Stored entries:
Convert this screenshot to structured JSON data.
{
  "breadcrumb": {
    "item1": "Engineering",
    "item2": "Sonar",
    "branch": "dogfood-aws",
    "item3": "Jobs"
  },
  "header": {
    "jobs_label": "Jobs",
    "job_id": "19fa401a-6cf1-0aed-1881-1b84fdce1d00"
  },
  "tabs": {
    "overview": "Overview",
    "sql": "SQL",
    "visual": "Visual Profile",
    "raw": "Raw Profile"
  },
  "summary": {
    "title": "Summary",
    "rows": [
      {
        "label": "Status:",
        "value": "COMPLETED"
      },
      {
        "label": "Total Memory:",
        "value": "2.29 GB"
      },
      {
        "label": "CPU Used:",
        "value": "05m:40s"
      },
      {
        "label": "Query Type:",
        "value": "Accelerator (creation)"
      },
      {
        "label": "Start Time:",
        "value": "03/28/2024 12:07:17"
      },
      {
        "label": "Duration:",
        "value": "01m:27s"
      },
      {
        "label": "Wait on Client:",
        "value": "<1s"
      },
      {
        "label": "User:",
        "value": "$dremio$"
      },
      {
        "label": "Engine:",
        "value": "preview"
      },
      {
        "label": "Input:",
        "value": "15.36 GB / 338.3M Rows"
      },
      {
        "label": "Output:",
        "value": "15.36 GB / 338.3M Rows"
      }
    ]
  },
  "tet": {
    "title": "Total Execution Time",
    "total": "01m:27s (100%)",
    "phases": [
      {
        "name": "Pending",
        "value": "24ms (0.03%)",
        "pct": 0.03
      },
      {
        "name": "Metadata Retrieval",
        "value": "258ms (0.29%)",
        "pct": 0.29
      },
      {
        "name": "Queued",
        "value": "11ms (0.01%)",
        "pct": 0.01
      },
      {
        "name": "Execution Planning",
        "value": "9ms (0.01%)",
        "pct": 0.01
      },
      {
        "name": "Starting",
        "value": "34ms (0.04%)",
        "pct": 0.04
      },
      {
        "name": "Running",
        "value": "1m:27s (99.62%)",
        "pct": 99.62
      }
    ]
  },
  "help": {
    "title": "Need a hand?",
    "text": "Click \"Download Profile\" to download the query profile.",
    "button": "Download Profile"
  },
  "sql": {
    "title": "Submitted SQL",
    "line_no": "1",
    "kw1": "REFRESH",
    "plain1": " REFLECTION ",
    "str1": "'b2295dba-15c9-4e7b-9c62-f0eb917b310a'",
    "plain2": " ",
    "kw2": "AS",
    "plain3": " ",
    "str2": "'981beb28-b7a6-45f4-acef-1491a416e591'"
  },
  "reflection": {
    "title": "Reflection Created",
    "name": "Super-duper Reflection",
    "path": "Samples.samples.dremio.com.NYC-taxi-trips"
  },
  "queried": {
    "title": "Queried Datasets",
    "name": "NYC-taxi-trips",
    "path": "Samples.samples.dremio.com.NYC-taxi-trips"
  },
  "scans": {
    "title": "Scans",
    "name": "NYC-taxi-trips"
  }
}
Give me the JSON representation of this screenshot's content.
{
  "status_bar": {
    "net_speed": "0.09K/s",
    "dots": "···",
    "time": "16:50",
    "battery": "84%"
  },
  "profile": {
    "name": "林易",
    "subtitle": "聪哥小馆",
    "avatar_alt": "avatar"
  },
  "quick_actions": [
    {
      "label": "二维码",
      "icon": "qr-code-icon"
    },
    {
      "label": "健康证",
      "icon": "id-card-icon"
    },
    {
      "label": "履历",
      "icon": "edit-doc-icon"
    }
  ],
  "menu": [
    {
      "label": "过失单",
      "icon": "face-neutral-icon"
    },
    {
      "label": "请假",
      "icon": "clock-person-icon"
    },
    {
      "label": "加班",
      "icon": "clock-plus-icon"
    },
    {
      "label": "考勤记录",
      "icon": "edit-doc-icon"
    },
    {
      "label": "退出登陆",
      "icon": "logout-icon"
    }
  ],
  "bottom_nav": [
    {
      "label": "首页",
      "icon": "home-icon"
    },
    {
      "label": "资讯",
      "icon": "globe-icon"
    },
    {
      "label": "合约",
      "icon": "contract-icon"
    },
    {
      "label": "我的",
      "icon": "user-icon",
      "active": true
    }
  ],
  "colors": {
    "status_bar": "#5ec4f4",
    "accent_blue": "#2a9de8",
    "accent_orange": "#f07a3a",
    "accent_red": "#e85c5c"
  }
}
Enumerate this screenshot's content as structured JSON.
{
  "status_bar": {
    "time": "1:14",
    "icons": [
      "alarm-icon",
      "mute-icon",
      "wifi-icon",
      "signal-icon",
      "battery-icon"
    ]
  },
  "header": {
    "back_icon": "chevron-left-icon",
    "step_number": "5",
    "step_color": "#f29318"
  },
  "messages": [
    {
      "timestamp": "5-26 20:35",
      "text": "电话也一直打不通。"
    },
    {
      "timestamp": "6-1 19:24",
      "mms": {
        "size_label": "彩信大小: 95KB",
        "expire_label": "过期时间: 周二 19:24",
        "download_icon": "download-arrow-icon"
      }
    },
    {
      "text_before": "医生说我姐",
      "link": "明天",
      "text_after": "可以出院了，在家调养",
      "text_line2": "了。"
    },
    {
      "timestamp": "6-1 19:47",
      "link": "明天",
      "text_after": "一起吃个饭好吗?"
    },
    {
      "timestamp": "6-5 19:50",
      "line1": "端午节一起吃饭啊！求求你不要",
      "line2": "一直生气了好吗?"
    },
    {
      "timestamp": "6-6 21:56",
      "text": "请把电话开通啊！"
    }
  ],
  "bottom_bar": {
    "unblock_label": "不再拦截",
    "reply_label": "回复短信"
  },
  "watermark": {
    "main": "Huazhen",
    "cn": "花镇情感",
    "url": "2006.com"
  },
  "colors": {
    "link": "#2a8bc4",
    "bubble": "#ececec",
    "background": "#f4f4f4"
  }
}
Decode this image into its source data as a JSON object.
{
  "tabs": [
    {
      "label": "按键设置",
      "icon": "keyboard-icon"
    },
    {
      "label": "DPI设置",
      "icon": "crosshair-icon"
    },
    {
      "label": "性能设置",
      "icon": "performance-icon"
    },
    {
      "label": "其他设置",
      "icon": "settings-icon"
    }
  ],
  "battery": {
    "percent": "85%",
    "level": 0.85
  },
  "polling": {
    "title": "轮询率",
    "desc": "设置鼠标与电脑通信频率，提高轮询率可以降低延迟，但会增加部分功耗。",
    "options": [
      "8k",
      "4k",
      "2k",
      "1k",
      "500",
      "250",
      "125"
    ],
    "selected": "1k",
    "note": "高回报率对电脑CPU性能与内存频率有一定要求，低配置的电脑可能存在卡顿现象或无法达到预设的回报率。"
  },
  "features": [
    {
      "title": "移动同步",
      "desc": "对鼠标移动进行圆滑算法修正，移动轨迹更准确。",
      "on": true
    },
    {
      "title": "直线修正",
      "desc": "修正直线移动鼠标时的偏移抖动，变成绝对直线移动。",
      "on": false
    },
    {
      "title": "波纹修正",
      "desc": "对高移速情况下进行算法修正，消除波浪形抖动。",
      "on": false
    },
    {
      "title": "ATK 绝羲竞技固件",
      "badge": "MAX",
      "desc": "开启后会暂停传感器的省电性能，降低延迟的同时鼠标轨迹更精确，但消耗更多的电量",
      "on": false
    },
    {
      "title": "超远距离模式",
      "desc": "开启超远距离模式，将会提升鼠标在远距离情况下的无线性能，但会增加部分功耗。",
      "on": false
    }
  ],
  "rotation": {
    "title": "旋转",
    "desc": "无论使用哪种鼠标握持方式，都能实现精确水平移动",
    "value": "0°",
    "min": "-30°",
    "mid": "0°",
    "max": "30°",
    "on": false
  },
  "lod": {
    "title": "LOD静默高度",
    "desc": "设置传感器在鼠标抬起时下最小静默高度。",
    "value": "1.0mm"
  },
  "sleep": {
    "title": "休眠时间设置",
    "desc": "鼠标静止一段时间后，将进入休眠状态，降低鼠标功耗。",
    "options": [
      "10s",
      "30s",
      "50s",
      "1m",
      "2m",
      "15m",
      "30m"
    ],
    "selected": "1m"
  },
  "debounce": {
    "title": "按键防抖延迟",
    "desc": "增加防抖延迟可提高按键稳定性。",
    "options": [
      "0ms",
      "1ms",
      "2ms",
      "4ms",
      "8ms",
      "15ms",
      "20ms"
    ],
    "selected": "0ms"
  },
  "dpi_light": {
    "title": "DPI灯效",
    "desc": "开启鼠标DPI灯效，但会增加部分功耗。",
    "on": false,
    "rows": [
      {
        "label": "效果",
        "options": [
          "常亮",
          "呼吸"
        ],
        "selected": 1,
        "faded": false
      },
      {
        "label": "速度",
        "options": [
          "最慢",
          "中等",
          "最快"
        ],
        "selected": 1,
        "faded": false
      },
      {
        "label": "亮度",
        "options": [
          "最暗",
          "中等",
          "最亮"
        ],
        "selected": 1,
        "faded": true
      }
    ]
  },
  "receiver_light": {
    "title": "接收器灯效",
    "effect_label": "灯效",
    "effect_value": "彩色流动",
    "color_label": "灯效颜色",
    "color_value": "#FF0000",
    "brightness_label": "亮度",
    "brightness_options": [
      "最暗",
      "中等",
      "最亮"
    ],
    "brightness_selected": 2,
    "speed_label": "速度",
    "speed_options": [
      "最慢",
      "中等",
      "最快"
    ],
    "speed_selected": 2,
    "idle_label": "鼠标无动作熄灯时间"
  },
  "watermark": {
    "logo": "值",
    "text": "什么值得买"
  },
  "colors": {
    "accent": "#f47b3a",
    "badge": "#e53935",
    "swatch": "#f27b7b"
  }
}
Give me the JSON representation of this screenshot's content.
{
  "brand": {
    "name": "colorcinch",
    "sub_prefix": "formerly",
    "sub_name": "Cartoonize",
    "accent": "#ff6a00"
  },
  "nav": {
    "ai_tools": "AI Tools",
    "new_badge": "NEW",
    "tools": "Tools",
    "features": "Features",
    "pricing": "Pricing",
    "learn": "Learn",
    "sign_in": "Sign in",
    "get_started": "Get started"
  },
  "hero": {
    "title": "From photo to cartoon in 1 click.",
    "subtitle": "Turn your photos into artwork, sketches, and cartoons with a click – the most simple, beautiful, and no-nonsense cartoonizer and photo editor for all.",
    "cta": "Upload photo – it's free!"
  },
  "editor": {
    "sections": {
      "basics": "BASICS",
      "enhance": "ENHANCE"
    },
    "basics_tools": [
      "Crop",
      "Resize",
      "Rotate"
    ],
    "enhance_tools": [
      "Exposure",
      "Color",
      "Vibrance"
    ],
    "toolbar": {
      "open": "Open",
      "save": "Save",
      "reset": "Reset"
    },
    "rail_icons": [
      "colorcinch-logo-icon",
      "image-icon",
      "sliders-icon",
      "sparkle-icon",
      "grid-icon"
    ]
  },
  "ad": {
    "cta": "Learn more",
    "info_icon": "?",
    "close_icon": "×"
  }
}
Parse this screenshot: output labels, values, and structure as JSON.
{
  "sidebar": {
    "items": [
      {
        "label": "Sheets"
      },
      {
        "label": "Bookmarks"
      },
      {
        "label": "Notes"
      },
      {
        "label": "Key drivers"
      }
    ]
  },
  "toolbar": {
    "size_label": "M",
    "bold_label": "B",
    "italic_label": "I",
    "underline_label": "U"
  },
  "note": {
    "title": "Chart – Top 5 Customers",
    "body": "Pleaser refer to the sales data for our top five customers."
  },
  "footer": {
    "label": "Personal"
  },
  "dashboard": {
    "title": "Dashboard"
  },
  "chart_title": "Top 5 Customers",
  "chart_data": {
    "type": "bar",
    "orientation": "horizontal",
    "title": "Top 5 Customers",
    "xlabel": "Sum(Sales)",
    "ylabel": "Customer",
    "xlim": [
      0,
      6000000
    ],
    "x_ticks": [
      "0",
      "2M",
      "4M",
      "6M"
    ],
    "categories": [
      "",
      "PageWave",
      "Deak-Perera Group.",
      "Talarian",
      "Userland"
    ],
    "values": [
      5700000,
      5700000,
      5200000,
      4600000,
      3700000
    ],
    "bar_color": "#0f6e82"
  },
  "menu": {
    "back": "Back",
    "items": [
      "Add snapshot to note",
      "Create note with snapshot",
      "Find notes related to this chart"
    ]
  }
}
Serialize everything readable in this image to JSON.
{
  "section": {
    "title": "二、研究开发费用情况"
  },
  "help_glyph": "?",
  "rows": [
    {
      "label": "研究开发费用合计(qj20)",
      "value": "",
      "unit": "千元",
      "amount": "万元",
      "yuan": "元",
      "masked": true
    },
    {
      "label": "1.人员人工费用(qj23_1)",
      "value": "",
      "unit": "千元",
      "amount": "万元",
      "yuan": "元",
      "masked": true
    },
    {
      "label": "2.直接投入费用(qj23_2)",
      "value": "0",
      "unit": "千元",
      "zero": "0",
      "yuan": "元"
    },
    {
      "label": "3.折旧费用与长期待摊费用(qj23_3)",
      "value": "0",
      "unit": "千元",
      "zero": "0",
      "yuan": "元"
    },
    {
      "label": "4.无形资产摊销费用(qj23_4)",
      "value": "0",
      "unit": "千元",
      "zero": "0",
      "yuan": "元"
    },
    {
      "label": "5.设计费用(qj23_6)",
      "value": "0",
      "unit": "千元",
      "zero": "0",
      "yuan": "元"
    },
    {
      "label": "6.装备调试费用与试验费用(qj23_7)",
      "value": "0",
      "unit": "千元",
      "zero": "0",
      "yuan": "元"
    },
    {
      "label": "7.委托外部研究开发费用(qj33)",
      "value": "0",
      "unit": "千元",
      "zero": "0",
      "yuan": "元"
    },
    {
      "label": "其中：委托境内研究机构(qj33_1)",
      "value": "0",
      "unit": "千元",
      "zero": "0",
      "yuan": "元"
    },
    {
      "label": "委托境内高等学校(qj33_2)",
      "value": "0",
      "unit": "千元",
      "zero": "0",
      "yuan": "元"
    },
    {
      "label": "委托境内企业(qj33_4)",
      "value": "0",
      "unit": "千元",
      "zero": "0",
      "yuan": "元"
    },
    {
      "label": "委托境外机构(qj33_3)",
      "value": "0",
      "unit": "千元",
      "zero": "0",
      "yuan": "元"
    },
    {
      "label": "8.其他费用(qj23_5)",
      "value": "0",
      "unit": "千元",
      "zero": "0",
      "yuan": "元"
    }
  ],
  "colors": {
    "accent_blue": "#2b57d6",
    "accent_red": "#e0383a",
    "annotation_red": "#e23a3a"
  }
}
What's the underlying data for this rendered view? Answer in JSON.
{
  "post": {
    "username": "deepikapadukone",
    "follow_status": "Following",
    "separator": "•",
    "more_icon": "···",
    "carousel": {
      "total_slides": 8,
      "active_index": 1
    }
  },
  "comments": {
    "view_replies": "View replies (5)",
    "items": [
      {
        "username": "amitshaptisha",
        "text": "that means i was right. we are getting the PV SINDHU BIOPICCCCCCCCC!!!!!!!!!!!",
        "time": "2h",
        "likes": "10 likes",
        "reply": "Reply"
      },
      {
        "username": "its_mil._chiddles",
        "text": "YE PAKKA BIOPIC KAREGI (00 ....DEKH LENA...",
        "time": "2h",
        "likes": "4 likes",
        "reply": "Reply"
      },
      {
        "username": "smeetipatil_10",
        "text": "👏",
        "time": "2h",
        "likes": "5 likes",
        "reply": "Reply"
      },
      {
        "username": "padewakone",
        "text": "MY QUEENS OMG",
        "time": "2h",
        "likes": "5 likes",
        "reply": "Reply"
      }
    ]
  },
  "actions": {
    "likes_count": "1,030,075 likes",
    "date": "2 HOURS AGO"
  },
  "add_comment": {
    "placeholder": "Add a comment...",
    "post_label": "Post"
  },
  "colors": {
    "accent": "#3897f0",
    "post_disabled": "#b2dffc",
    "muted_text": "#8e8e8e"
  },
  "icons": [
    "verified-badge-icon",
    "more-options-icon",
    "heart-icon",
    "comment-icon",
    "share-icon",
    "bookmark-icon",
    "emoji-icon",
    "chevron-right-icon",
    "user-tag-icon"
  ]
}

**Work to be completed**:
Whichever lines contain the string "screenshot", select and copy them.

**Answer to this problem**:
Convert this screenshot to structured JSON data.
Give me the JSON representation of this screenshot's content.
Enumerate this screenshot's content as structured JSON.
Give me the JSON representation of this screenshot's content.
Parse this screenshot: output labels, values, and structure as JSON.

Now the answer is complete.